◆ What the exercise asks
An exact copy of all the data is required, with pictures left out.

◆ Provided material
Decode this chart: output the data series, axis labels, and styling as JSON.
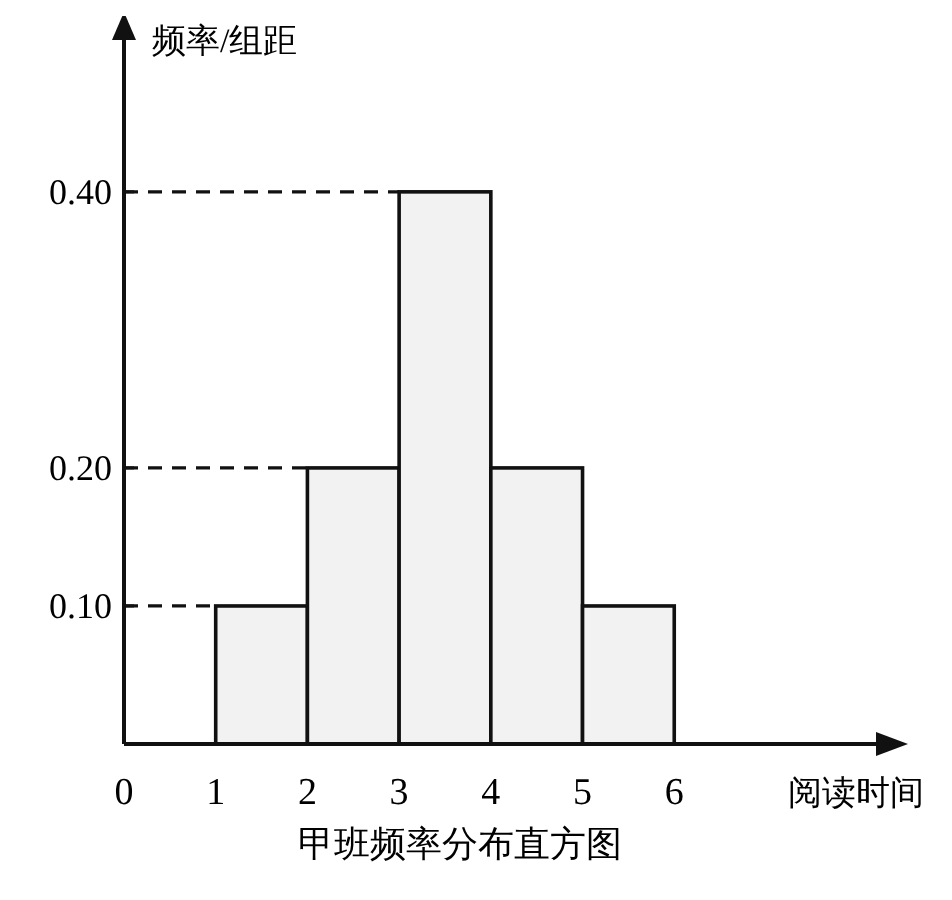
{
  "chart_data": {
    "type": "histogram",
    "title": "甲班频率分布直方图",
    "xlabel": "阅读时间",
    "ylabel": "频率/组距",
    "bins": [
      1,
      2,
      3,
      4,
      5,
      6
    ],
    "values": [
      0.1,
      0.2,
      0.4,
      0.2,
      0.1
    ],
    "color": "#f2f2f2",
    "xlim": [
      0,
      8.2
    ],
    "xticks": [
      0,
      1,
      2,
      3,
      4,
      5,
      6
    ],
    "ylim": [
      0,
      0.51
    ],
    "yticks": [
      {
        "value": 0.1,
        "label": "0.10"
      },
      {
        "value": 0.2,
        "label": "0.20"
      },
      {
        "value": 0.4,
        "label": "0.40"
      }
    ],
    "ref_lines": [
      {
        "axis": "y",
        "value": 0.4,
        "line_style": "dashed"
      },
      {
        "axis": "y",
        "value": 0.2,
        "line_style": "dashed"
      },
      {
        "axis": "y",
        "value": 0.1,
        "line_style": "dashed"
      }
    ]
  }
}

◆ The response
Decode this chart: output the data series, axis labels, and styling as JSON.
{
  "chart_data": {
    "type": "histogram",
    "title": "甲班频率分布直方图",
    "xlabel": "阅读时间",
    "ylabel": "频率/组距",
    "bins": [
      1,
      2,
      3,
      4,
      5,
      6
    ],
    "values": [
      0.1,
      0.2,
      0.4,
      0.2,
      0.1
    ],
    "color": "#f2f2f2",
    "xlim": [
      0,
      8.2
    ],
    "xticks": [
      0,
      1,
      2,
      3,
      4,
      5,
      6
    ],
    "ylim": [
      0,
      0.51
    ],
    "yticks": [
      {
        "value": 0.1,
        "label": "0.10"
      },
      {
        "value": 0.2,
        "label": "0.20"
      },
      {
        "value": 0.4,
        "label": "0.40"
      }
    ],
    "ref_lines": [
      {
        "axis": "y",
        "value": 0.4,
        "line_style": "dashed"
      },
      {
        "axis": "y",
        "value": 0.2,
        "line_style": "dashed"
      },
      {
        "axis": "y",
        "value": 0.1,
        "line_style": "dashed"
      }
    ]
  }
}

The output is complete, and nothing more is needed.